* BEGIN Information provided *

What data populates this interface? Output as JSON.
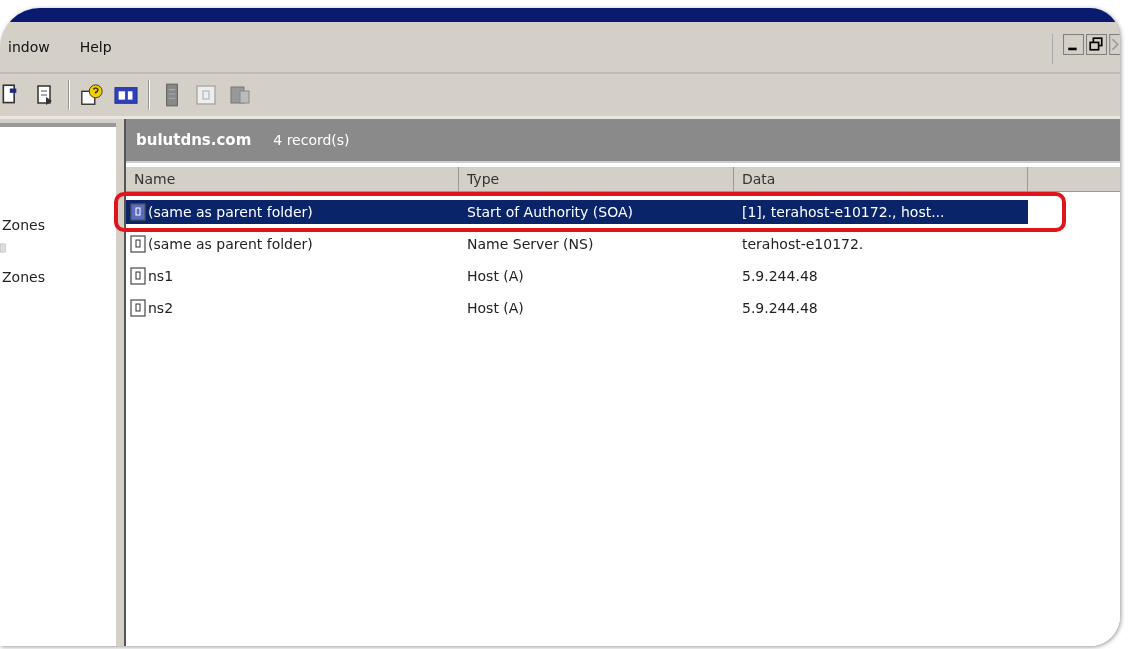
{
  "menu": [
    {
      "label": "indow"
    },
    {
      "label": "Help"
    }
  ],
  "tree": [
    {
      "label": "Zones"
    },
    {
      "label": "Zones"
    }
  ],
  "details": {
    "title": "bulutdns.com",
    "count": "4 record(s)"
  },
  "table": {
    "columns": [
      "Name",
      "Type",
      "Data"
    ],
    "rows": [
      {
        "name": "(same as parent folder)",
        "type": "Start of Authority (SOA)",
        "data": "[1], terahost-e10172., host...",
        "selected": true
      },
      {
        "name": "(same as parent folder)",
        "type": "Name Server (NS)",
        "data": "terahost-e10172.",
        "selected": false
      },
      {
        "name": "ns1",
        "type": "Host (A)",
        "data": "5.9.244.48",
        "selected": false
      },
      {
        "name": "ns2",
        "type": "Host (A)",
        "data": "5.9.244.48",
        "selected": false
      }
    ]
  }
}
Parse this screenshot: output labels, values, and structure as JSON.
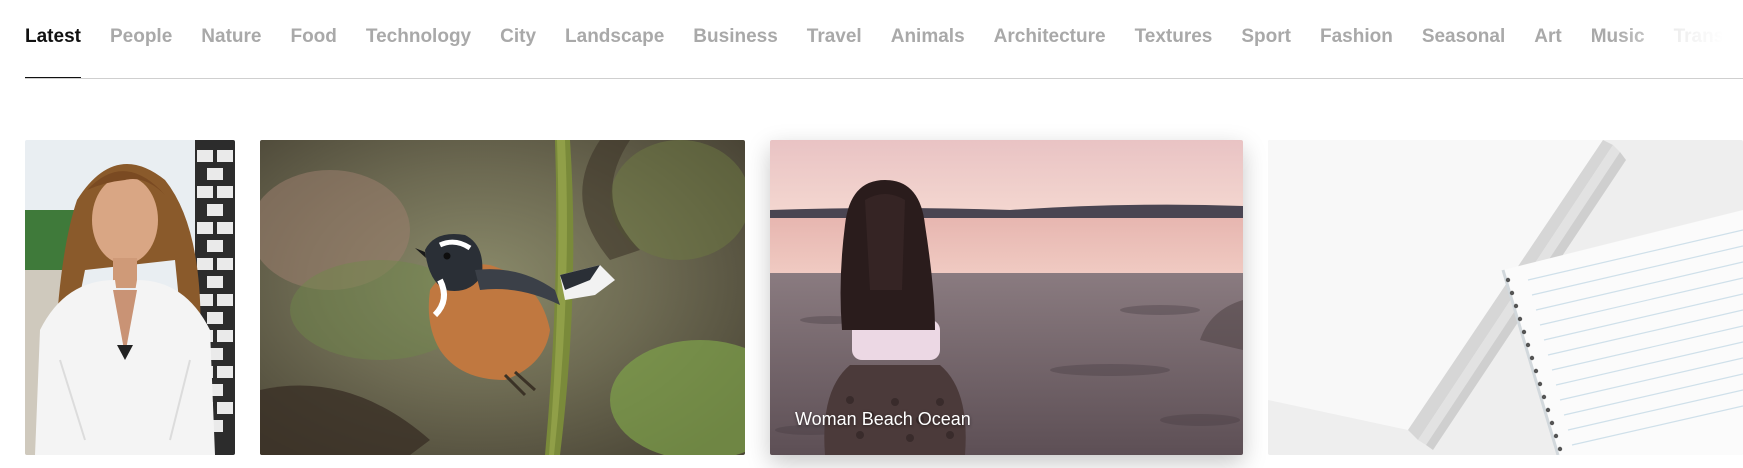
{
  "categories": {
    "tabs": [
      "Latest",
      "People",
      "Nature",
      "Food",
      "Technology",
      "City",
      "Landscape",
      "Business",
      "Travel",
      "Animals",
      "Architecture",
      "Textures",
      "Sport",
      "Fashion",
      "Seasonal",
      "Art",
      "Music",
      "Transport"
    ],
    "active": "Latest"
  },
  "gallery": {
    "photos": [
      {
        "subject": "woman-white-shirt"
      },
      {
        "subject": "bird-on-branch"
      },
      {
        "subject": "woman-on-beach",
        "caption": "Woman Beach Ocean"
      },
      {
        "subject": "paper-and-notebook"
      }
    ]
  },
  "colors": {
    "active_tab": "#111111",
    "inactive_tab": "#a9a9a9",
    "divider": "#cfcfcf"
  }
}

* END Information provided *

### Aim
All lines from the line containing "Parse this screenshot: output" through the end of the listing above are to be given again exactly; pictures are not part of the copy.

### In response
Parse this screenshot: output labels, values, and structure as JSON.
{
  "categories": {
    "tabs": [
      "Latest",
      "People",
      "Nature",
      "Food",
      "Technology",
      "City",
      "Landscape",
      "Business",
      "Travel",
      "Animals",
      "Architecture",
      "Textures",
      "Sport",
      "Fashion",
      "Seasonal",
      "Art",
      "Music",
      "Transport"
    ],
    "active": "Latest"
  },
  "gallery": {
    "photos": [
      {
        "subject": "woman-white-shirt"
      },
      {
        "subject": "bird-on-branch"
      },
      {
        "subject": "woman-on-beach",
        "caption": "Woman Beach Ocean"
      },
      {
        "subject": "paper-and-notebook"
      }
    ]
  },
  "colors": {
    "active_tab": "#111111",
    "inactive_tab": "#a9a9a9",
    "divider": "#cfcfcf"
  }
}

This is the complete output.